Te hizo vibrar en cuanto lo conociste. Te hizo grande y poderosa. Una diosa infranqueable que esquivaba mil espadas. Te elevó al cielo y, como morada, construyó un templo exclusivo para ti. Además de fuerte, te hacía sentir viva. Sus ojos desprendían fuego cada vez que te miraban, su aliento buscaba la forma de mezclarse con el tuyo y sus brazos te envolvían hasta haceros invisibles.
Te dibujó un nuevo mundo ajustado a tu medida. Te hizo volar con la mente, saborear lo prohibido, descubrir y descubrirte.
Con él creabas magia, juntos eráis la magia.
Pero un día sin más se desmoronó tu templo, tu fuego se hizo ceniza y tu corazón, añicos. Se disipó tu grandeza y te volviste diminuta.
Descendiste de tu altar, tornaste tus virtudes invisibles a tus ojos y dejaste escapar tu esencia, que huyó a volar perdida. Cometiste el gran fallo de olvidar quién eras, de creerte frágil, de abrirle tu puerta al miedo.
No obstante, la verdadera fortaleza no flota sobre nubes de algodón. Se es fuerte ante a lo adverso, cuando el viento sopla en contra, cuando hay dolor, en lo oscuro.
Le echaste garra y usaste el fondo para impulsarte y fue entonces cuando te diste cuenta de que quién había cambiado no eras tú, sino su forma de verte. Tu error fue convertir su realidad en la tuya, mirar a través de sus ojos, que no te veían igual, y latir con su corazón, que no amaba como antes. Que él no viera tu belleza no la convertía en nula. Él no podía quererte, pero tú sí.
Enmendaste tu fallo, creciste, amaste, venciste. Y tu esencia volvió a ti, al lugar del que nunca debería haber huido.

▸ **Ejercicio 1**:
Contesta con datos del texto:
(a) ¿Qué desprendían sus ojos cada vez que te miraban?
(b) ¿En qué se convirtió tu fuego cuando se desmoronó tu templo?
(c) ¿Qué era lo que había cambiado, según se dice al final?
▸ **Ejercicio 2**: Copia el tramo del texto que va desde "Te dibujó un" hasta "en lo oscuro." y cambia "grandeza" por "fuerza".
Los ítems no hacen falta para resolver nada.

▸ **Datos aportados**:
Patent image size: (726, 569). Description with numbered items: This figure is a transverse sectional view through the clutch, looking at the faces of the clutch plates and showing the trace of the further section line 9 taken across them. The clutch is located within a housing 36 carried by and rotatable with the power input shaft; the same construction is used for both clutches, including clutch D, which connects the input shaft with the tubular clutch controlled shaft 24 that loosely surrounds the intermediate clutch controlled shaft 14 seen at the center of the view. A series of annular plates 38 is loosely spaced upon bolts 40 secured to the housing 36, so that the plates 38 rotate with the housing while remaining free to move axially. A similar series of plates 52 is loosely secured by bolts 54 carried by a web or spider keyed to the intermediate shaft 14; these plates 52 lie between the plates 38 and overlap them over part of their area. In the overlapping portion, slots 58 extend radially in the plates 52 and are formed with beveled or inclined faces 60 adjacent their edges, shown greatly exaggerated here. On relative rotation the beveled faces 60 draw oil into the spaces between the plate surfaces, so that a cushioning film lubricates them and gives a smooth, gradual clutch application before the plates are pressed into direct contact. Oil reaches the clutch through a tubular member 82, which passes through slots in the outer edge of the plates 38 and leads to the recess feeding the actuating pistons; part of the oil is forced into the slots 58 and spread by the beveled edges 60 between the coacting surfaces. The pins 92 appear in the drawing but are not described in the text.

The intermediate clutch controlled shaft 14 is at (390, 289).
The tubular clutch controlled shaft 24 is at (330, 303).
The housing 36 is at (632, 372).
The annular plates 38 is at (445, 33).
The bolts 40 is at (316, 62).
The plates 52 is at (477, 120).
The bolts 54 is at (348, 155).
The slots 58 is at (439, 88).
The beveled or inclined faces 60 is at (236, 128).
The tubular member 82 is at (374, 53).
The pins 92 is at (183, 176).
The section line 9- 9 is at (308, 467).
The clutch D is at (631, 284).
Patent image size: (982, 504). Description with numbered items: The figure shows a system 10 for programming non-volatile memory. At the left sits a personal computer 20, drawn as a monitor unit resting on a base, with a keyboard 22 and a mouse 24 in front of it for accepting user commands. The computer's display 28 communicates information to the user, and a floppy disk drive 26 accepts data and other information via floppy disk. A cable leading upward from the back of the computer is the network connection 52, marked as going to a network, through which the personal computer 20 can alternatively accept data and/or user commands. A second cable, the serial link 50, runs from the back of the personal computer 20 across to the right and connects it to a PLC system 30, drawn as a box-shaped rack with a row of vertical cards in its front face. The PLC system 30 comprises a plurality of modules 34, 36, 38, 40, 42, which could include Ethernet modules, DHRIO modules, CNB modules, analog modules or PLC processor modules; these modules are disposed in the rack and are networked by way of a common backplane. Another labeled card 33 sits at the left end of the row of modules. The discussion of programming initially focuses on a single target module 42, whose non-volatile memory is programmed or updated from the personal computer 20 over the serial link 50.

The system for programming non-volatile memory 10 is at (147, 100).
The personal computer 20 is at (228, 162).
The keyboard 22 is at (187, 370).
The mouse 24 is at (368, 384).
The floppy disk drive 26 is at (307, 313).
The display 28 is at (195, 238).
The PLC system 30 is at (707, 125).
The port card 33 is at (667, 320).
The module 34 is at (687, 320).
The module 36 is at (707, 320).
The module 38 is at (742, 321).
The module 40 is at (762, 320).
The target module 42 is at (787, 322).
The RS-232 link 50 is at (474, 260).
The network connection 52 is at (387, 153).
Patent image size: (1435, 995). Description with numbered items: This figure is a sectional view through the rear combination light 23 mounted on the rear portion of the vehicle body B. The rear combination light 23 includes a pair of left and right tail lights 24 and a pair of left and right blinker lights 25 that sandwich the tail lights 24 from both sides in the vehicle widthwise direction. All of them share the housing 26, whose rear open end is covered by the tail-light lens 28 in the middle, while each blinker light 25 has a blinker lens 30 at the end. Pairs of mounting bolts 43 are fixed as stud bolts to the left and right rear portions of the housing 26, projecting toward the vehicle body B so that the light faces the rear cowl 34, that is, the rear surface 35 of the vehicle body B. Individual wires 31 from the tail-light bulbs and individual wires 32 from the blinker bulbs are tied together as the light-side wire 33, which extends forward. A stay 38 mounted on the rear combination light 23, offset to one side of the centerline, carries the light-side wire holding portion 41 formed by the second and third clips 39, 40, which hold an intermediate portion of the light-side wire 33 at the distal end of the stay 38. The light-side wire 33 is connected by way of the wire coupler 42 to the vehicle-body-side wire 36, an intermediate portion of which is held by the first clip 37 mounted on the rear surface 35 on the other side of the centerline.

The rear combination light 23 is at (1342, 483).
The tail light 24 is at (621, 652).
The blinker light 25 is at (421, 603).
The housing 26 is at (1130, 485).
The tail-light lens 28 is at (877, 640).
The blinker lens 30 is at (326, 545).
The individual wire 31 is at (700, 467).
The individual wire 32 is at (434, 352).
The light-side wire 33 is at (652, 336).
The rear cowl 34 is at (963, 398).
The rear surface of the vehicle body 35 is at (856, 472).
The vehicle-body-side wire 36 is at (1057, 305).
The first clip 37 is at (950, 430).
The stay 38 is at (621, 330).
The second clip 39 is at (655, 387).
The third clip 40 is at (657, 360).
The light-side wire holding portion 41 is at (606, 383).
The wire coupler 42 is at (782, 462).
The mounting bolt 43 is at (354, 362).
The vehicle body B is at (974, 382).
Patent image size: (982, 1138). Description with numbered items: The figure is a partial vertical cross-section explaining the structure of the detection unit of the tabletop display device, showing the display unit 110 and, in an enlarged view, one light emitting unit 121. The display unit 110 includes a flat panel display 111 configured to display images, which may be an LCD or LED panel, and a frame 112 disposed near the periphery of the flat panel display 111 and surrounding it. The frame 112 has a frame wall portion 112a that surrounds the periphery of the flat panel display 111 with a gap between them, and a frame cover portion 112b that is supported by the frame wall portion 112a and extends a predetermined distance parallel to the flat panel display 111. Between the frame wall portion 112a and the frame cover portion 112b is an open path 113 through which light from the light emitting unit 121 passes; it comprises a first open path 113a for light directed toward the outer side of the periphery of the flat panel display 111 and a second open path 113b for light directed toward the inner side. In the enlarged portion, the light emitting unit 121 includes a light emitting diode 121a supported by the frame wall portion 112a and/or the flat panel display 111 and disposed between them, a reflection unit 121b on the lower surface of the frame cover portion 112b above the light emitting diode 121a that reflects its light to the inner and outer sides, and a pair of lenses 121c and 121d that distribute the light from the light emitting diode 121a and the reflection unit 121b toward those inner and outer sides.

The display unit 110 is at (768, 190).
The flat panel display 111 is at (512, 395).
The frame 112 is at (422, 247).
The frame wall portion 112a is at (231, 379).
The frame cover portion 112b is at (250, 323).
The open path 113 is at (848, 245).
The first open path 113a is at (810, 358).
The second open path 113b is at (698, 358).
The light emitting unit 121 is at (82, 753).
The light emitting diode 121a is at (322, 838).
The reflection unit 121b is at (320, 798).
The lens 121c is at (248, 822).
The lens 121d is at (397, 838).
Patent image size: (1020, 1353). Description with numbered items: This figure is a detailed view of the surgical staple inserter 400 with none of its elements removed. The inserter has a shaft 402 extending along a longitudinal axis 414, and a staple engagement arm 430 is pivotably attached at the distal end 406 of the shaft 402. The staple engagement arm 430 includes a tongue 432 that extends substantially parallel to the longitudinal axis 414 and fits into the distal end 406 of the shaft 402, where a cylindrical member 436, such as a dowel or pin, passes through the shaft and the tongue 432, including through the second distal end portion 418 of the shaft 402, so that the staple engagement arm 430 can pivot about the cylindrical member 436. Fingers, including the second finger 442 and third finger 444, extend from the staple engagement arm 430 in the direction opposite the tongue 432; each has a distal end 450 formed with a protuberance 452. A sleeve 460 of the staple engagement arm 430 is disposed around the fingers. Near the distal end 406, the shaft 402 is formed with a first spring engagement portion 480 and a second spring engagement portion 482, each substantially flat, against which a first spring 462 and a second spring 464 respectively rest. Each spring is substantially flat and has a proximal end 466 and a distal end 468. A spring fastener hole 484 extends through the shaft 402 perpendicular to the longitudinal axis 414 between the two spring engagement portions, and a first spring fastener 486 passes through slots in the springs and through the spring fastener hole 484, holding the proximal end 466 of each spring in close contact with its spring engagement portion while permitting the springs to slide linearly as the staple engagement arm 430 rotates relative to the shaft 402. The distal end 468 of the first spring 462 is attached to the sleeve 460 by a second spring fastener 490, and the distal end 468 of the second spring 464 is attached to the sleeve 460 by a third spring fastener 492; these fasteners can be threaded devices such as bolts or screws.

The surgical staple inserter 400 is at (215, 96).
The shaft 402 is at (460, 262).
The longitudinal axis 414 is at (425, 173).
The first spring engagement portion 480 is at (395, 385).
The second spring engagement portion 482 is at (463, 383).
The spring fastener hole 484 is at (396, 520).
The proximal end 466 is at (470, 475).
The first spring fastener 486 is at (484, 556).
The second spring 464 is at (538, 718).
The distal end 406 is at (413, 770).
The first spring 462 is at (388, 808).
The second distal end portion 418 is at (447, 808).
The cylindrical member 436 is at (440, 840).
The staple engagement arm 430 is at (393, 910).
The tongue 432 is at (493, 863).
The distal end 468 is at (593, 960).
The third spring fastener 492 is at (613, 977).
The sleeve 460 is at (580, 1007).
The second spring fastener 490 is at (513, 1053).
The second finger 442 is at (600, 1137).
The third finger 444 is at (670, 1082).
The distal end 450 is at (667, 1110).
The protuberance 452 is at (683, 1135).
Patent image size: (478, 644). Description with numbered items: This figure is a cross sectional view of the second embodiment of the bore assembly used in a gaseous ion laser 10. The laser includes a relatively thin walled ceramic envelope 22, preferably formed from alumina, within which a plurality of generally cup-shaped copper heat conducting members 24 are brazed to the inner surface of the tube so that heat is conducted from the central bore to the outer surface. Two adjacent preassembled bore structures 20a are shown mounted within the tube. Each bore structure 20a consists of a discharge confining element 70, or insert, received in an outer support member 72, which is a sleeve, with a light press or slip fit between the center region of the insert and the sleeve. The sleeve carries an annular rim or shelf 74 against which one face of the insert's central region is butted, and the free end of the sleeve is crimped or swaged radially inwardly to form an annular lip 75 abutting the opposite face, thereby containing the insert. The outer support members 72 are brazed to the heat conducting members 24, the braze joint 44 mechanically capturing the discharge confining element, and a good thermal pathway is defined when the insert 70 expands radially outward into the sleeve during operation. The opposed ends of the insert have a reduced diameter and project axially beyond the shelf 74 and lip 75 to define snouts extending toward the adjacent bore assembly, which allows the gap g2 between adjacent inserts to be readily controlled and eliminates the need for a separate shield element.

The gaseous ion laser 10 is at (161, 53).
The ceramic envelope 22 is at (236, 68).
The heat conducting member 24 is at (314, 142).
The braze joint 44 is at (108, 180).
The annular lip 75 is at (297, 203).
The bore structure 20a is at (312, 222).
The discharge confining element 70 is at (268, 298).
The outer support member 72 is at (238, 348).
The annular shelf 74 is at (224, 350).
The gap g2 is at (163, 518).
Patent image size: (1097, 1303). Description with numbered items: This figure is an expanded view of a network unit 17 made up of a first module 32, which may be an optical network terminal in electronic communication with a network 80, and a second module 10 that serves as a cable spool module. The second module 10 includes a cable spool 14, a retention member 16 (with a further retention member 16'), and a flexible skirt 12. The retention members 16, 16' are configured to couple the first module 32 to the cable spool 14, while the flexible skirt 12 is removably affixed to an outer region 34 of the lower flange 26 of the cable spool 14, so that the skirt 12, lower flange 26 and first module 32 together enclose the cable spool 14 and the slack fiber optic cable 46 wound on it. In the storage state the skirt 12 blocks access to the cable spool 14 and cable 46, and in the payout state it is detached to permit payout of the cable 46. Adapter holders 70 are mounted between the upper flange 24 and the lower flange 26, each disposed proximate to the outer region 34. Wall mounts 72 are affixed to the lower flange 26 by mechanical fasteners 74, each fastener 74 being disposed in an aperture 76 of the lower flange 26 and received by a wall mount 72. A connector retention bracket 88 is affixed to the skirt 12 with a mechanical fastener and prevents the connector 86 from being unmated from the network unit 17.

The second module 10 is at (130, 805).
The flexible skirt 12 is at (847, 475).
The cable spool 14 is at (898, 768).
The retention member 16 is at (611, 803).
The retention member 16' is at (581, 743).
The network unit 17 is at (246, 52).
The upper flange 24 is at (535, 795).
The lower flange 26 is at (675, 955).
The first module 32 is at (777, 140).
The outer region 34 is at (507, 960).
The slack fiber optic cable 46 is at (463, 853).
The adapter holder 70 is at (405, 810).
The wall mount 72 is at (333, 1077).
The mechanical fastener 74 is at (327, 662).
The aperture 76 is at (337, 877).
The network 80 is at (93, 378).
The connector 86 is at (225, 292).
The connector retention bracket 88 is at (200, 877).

▸ **Respuesta 1**:
(a) Fuego.
(b) En ceniza.
(c) No eras tú, sino su forma de verte.

▸ **Respuesta 2**:
Te dibujó un nuevo mundo ajustado a tu medida. Te hizo volar con la mente, saborear lo prohibido, descubrir y descubrirte.
Con él creabas magia, juntos eráis la magia.
Pero un día sin más se desmoronó tu templo, tu fuego se hizo ceniza y tu corazón, añicos. Se disipó tu fuerza y te volviste diminuta.
Descendiste de tu altar, tornaste tus virtudes invisibles a tus ojos y dejaste escapar tu esencia, que huyó a volar perdida. Cometiste el gran fallo de olvidar quién eras, de creerte frágil, de abrirle tu puerta al miedo.
No obstante, la verdadera fortaleza no flota sobre nubes de algodón. Se es fuerte ante a lo adverso, cuando el viento sopla en contra, cuando hay dolor, en lo oscuro.